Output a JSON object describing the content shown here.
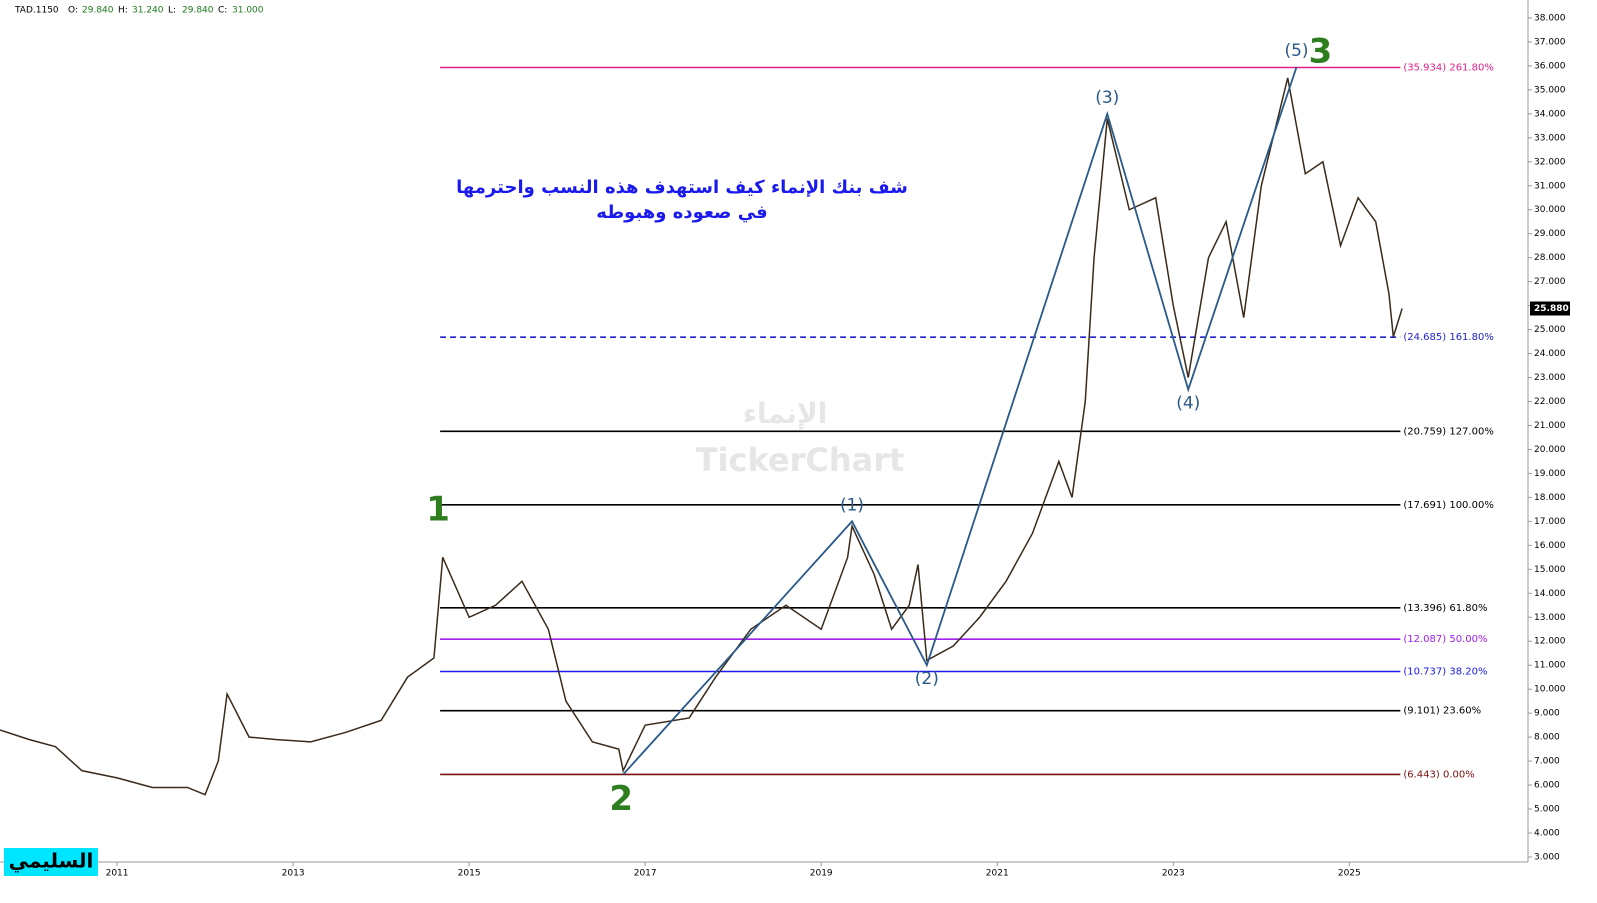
{
  "chart_data": {
    "type": "line",
    "header": {
      "symbol": "TAD.1150",
      "fields": [
        {
          "name": "O:",
          "value": "29.840"
        },
        {
          "name": "H:",
          "value": "31.240"
        },
        {
          "name": "L:",
          "value": "29.840"
        },
        {
          "name": "C:",
          "value": "31.000"
        }
      ]
    },
    "annotation": [
      "شف بنك الإنماء كيف استهدف هذه النسب واحترمها",
      "في صعوده وهبوطه"
    ],
    "watermark": [
      "الإنماء",
      "TickerChart"
    ],
    "author": "السليمي",
    "x": [
      2009.67,
      2010.0,
      2010.3,
      2010.6,
      2011.0,
      2011.4,
      2011.8,
      2012.0,
      2012.15,
      2012.25,
      2012.5,
      2012.8,
      2013.2,
      2013.6,
      2014.0,
      2014.3,
      2014.6,
      2014.7,
      2015.0,
      2015.3,
      2015.6,
      2015.9,
      2016.1,
      2016.4,
      2016.7,
      2016.75,
      2017.0,
      2017.5,
      2017.8,
      2018.2,
      2018.6,
      2019.0,
      2019.3,
      2019.35,
      2019.6,
      2019.8,
      2020.0,
      2020.1,
      2020.2,
      2020.5,
      2020.8,
      2021.1,
      2021.4,
      2021.7,
      2021.85,
      2022.0,
      2022.1,
      2022.25,
      2022.5,
      2022.8,
      2023.0,
      2023.17,
      2023.4,
      2023.6,
      2023.8,
      2024.0,
      2024.3,
      2024.5,
      2024.7,
      2024.9,
      2025.1,
      2025.3,
      2025.45,
      2025.5,
      2025.6
    ],
    "series": [
      {
        "name": "TAD.1150",
        "color": "#3a2a1a",
        "values": [
          8.3,
          7.9,
          7.6,
          6.6,
          6.3,
          5.9,
          5.9,
          5.6,
          7.0,
          9.8,
          8.0,
          7.9,
          7.8,
          8.2,
          8.7,
          10.5,
          11.3,
          15.5,
          13.0,
          13.5,
          14.5,
          12.5,
          9.5,
          7.8,
          7.5,
          6.6,
          8.5,
          8.8,
          10.5,
          12.5,
          13.5,
          12.5,
          15.5,
          16.8,
          14.8,
          12.5,
          13.5,
          15.2,
          11.2,
          11.8,
          13.0,
          14.5,
          16.5,
          19.5,
          18.0,
          22.0,
          28.0,
          33.8,
          30.0,
          30.5,
          26.0,
          23.0,
          28.0,
          29.5,
          25.5,
          31.0,
          35.5,
          31.5,
          32.0,
          28.5,
          30.5,
          29.5,
          26.5,
          24.7,
          25.88
        ]
      }
    ],
    "current_price": {
      "value": 25.88,
      "label": "25.880"
    },
    "fib_levels": [
      {
        "value": 35.934,
        "label": "(35.934) 261.80%",
        "color": "#e0218a",
        "dashed": false
      },
      {
        "value": 24.685,
        "label": "(24.685) 161.80%",
        "color": "#2222cc",
        "dashed": true
      },
      {
        "value": 20.759,
        "label": "(20.759) 127.00%",
        "color": "#000000",
        "dashed": false
      },
      {
        "value": 17.691,
        "label": "(17.691) 100.00%",
        "color": "#000000",
        "dashed": false
      },
      {
        "value": 13.396,
        "label": "(13.396) 61.80%",
        "color": "#000000",
        "dashed": false
      },
      {
        "value": 12.087,
        "label": "(12.087) 50.00%",
        "color": "#a020f0",
        "dashed": false
      },
      {
        "value": 10.737,
        "label": "(10.737) 38.20%",
        "color": "#1a1aee",
        "dashed": false
      },
      {
        "value": 9.101,
        "label": "(9.101) 23.60%",
        "color": "#000000",
        "dashed": false
      },
      {
        "value": 6.443,
        "label": "(6.443) 0.00%",
        "color": "#7a1010",
        "dashed": false
      }
    ],
    "fib_range": [
      2014.67,
      2025.58
    ],
    "waves": {
      "color": "#2a5a8a",
      "x": [
        2016.75,
        2019.35,
        2020.2,
        2022.25,
        2023.17,
        2024.4
      ],
      "values": [
        6.443,
        17.0,
        11.0,
        34.0,
        22.5,
        35.95
      ],
      "labels": [
        null,
        "(1)",
        "(2)",
        "(3)",
        "(4)",
        "(5)"
      ]
    },
    "degree_labels": [
      {
        "label": "1",
        "x": 2014.67,
        "y": 16.6
      },
      {
        "label": "2",
        "x": 2016.75,
        "y": 6.443
      },
      {
        "label": "3",
        "x": 2024.4,
        "y": 35.95
      }
    ],
    "xlim": [
      2009.67,
      2027.03
    ],
    "xticks": [
      2011,
      2013,
      2015,
      2017,
      2019,
      2021,
      2023,
      2025
    ],
    "ylim": [
      2.79,
      38.75
    ],
    "yticks": [
      {
        "value": 3,
        "label": "3.000"
      },
      {
        "value": 4,
        "label": "4.000"
      },
      {
        "value": 5,
        "label": "5.000"
      },
      {
        "value": 6,
        "label": "6.000"
      },
      {
        "value": 7,
        "label": "7.000"
      },
      {
        "value": 8,
        "label": "8.000"
      },
      {
        "value": 9,
        "label": "9.000"
      },
      {
        "value": 10,
        "label": "10.000"
      },
      {
        "value": 11,
        "label": "11.000"
      },
      {
        "value": 12,
        "label": "12.000"
      },
      {
        "value": 13,
        "label": "13.000"
      },
      {
        "value": 14,
        "label": "14.000"
      },
      {
        "value": 15,
        "label": "15.000"
      },
      {
        "value": 16,
        "label": "16.000"
      },
      {
        "value": 17,
        "label": "17.000"
      },
      {
        "value": 18,
        "label": "18.000"
      },
      {
        "value": 19,
        "label": "19.000"
      },
      {
        "value": 20,
        "label": "20.000"
      },
      {
        "value": 21,
        "label": "21.000"
      },
      {
        "value": 22,
        "label": "22.000"
      },
      {
        "value": 23,
        "label": "23.000"
      },
      {
        "value": 24,
        "label": "24.000"
      },
      {
        "value": 25,
        "label": "25.000"
      },
      {
        "value": 26,
        "label": "26.000"
      },
      {
        "value": 27,
        "label": "27.000"
      },
      {
        "value": 28,
        "label": "28.000"
      },
      {
        "value": 29,
        "label": "29.000"
      },
      {
        "value": 30,
        "label": "30.000"
      },
      {
        "value": 31,
        "label": "31.000"
      },
      {
        "value": 32,
        "label": "32.000"
      },
      {
        "value": 33,
        "label": "33.000"
      },
      {
        "value": 34,
        "label": "34.000"
      },
      {
        "value": 35,
        "label": "35.000"
      },
      {
        "value": 36,
        "label": "36.000"
      },
      {
        "value": 37,
        "label": "37.000"
      },
      {
        "value": 38,
        "label": "38.000"
      }
    ]
  }
}
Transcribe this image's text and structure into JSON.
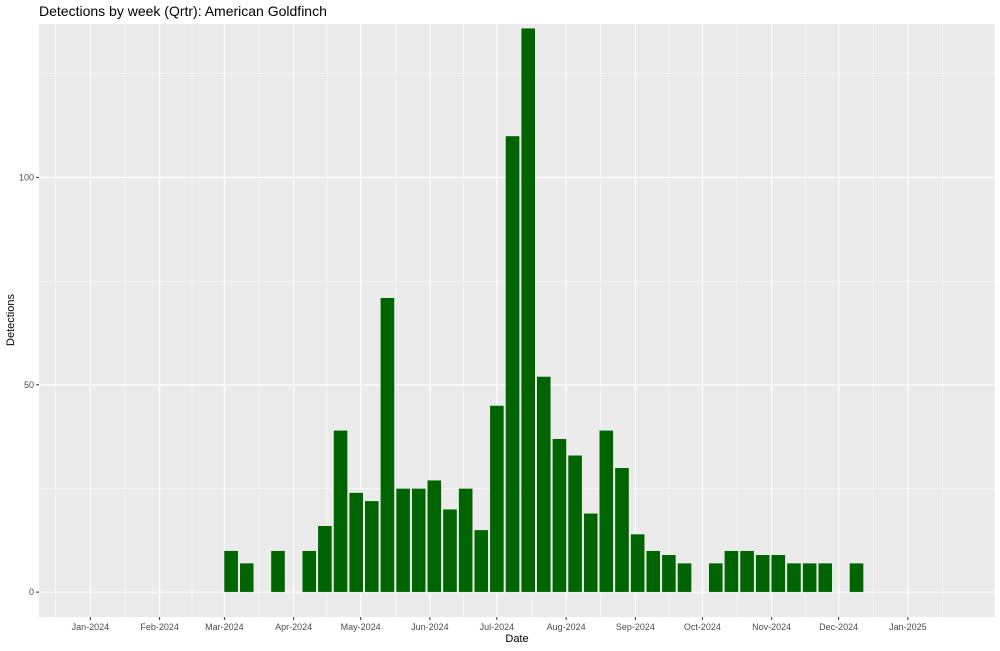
{
  "chart_data": {
    "type": "bar",
    "title": "Detections by week (Qrtr): American Goldfinch",
    "xlabel": "Date",
    "ylabel": "Detections",
    "bar_color": "#006400",
    "panel_background": "#ebebeb",
    "grid": true,
    "legend": "none",
    "xlim": [
      "2023-12-09",
      "2025-02-09"
    ],
    "ylim": [
      -6,
      137
    ],
    "x_ticks": [
      {
        "date": "2024-01-01",
        "label": "Jan-2024"
      },
      {
        "date": "2024-02-01",
        "label": "Feb-2024"
      },
      {
        "date": "2024-03-01",
        "label": "Mar-2024"
      },
      {
        "date": "2024-04-01",
        "label": "Apr-2024"
      },
      {
        "date": "2024-05-01",
        "label": "May-2024"
      },
      {
        "date": "2024-06-01",
        "label": "Jun-2024"
      },
      {
        "date": "2024-07-01",
        "label": "Jul-2024"
      },
      {
        "date": "2024-08-01",
        "label": "Aug-2024"
      },
      {
        "date": "2024-09-01",
        "label": "Sep-2024"
      },
      {
        "date": "2024-10-01",
        "label": "Oct-2024"
      },
      {
        "date": "2024-11-01",
        "label": "Nov-2024"
      },
      {
        "date": "2024-12-01",
        "label": "Dec-2024"
      },
      {
        "date": "2025-01-01",
        "label": "Jan-2025"
      }
    ],
    "y_ticks": [
      0,
      50,
      100
    ],
    "bars": [
      {
        "week": "2024-03-04",
        "value": 10
      },
      {
        "week": "2024-03-11",
        "value": 7
      },
      {
        "week": "2024-03-25",
        "value": 10
      },
      {
        "week": "2024-04-08",
        "value": 10
      },
      {
        "week": "2024-04-15",
        "value": 16
      },
      {
        "week": "2024-04-22",
        "value": 39
      },
      {
        "week": "2024-04-29",
        "value": 24
      },
      {
        "week": "2024-05-06",
        "value": 22
      },
      {
        "week": "2024-05-13",
        "value": 71
      },
      {
        "week": "2024-05-20",
        "value": 25
      },
      {
        "week": "2024-05-27",
        "value": 25
      },
      {
        "week": "2024-06-03",
        "value": 27
      },
      {
        "week": "2024-06-10",
        "value": 20
      },
      {
        "week": "2024-06-17",
        "value": 25
      },
      {
        "week": "2024-06-24",
        "value": 15
      },
      {
        "week": "2024-07-01",
        "value": 45
      },
      {
        "week": "2024-07-08",
        "value": 110
      },
      {
        "week": "2024-07-15",
        "value": 136
      },
      {
        "week": "2024-07-22",
        "value": 52
      },
      {
        "week": "2024-07-29",
        "value": 37
      },
      {
        "week": "2024-08-05",
        "value": 33
      },
      {
        "week": "2024-08-12",
        "value": 19
      },
      {
        "week": "2024-08-19",
        "value": 39
      },
      {
        "week": "2024-08-26",
        "value": 30
      },
      {
        "week": "2024-09-02",
        "value": 14
      },
      {
        "week": "2024-09-09",
        "value": 10
      },
      {
        "week": "2024-09-16",
        "value": 9
      },
      {
        "week": "2024-09-23",
        "value": 7
      },
      {
        "week": "2024-10-07",
        "value": 7
      },
      {
        "week": "2024-10-14",
        "value": 10
      },
      {
        "week": "2024-10-21",
        "value": 10
      },
      {
        "week": "2024-10-28",
        "value": 9
      },
      {
        "week": "2024-11-04",
        "value": 9
      },
      {
        "week": "2024-11-11",
        "value": 7
      },
      {
        "week": "2024-11-18",
        "value": 7
      },
      {
        "week": "2024-11-25",
        "value": 7
      },
      {
        "week": "2024-12-09",
        "value": 7
      }
    ]
  }
}
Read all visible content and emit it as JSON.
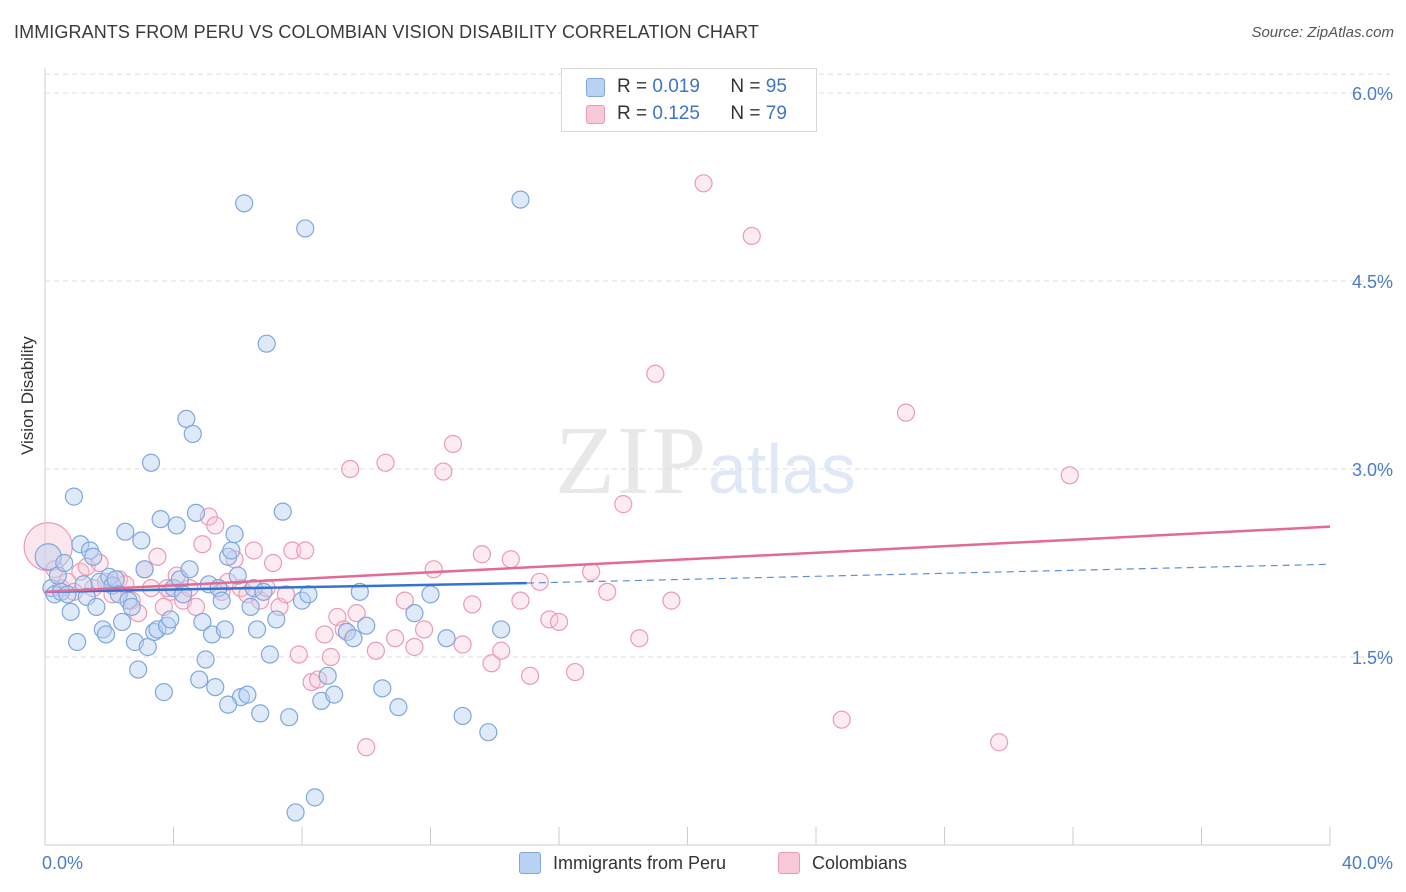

> _Set exercise_: Show every line from the entries above in which the word "JSON" appears.

> _Solution for this exercise_:
Output a JSON object describing the content shown here.
Transcribe this image's text and structure into JSON.
Read all visible content and emit it as JSON.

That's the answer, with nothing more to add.